— BEGIN Extracted information —

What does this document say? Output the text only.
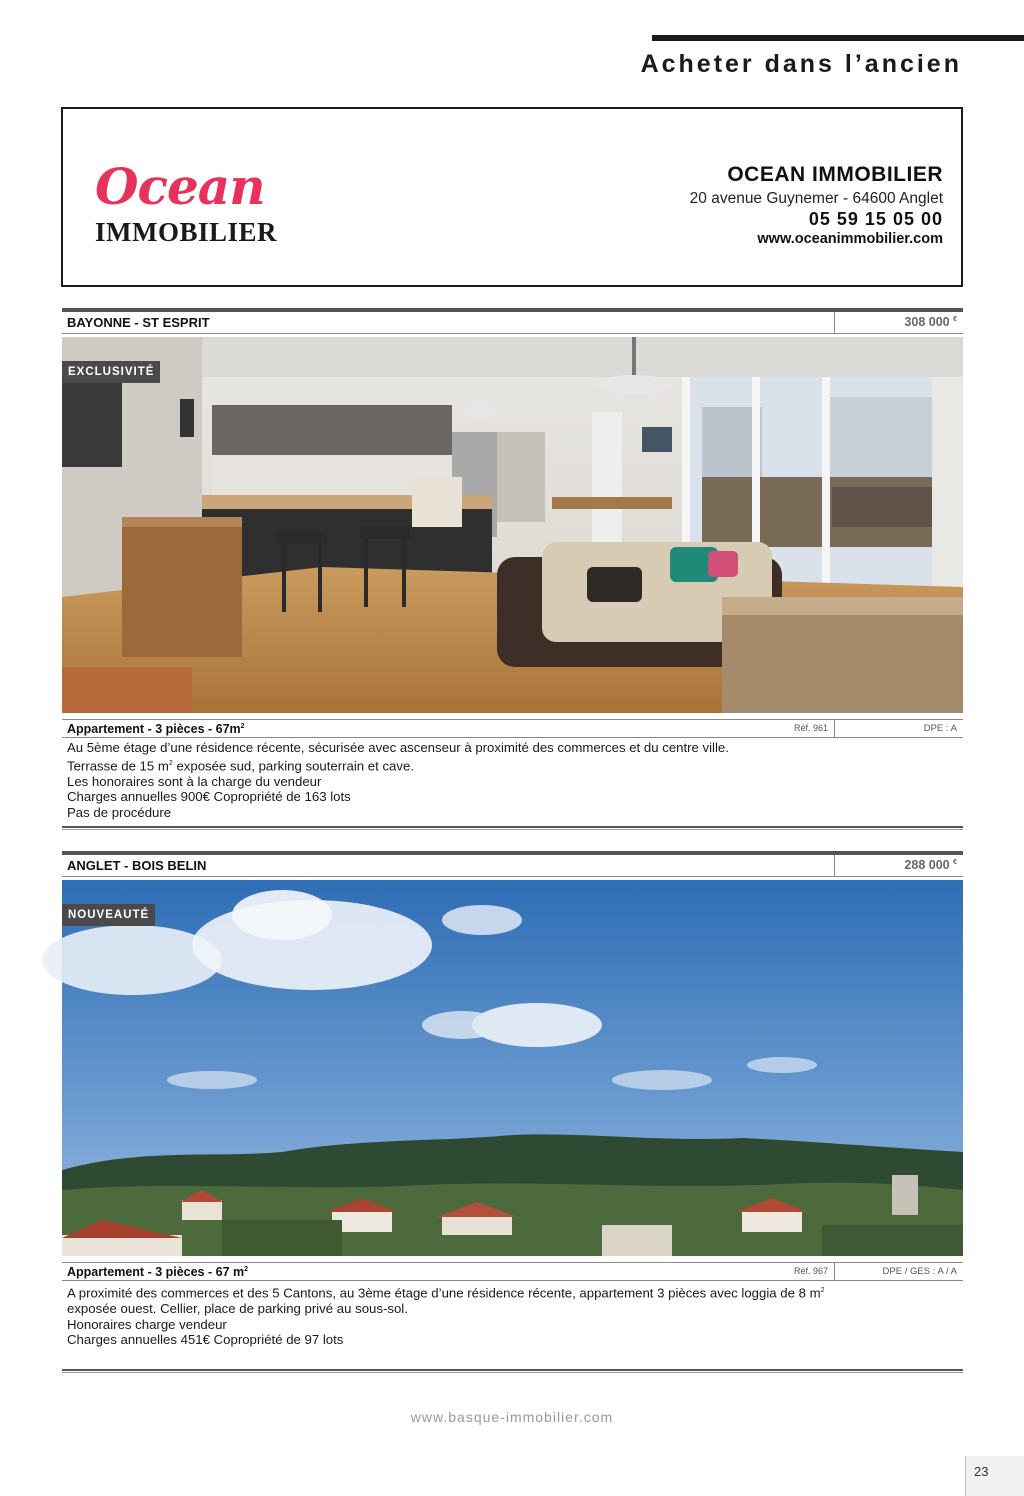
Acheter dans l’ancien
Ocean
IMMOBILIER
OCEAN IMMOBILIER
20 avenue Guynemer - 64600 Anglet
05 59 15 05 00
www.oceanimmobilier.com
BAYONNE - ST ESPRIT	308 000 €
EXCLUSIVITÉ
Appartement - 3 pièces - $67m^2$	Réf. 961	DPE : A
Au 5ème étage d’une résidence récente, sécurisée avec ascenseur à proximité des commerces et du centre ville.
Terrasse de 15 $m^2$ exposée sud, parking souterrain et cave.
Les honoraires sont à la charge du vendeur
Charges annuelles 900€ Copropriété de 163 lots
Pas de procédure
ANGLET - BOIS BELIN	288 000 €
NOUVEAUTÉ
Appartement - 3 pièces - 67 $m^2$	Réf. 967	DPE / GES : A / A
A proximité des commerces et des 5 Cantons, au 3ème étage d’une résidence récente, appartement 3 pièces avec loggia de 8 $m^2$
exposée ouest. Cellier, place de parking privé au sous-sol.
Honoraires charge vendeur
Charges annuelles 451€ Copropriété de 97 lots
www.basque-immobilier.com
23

— END Extracted information —

Give an exact reproduction of every line, leaving out any picture.

What does this document say? Output the text only.
Acheter dans l’ancien
Ocean
IMMOBILIER
OCEAN IMMOBILIER
20 avenue Guynemer - 64600 Anglet
05 59 15 05 00
www.oceanimmobilier.com
BAYONNE - ST ESPRIT	308 000 €
EXCLUSIVITÉ
Appartement - 3 pièces - $67m^2$	Réf. 961	DPE : A
Au 5ème étage d’une résidence récente, sécurisée avec ascenseur à proximité des commerces et du centre ville.
Terrasse de 15 $m^2$ exposée sud, parking souterrain et cave.
Les honoraires sont à la charge du vendeur
Charges annuelles 900€ Copropriété de 163 lots
Pas de procédure
ANGLET - BOIS BELIN	288 000 €
NOUVEAUTÉ
Appartement - 3 pièces - 67 $m^2$	Réf. 967	DPE / GES : A / A
A proximité des commerces et des 5 Cantons, au 3ème étage d’une résidence récente, appartement 3 pièces avec loggia de 8 $m^2$
exposée ouest. Cellier, place de parking privé au sous-sol.
Honoraires charge vendeur
Charges annuelles 451€ Copropriété de 97 lots
www.basque-immobilier.com
23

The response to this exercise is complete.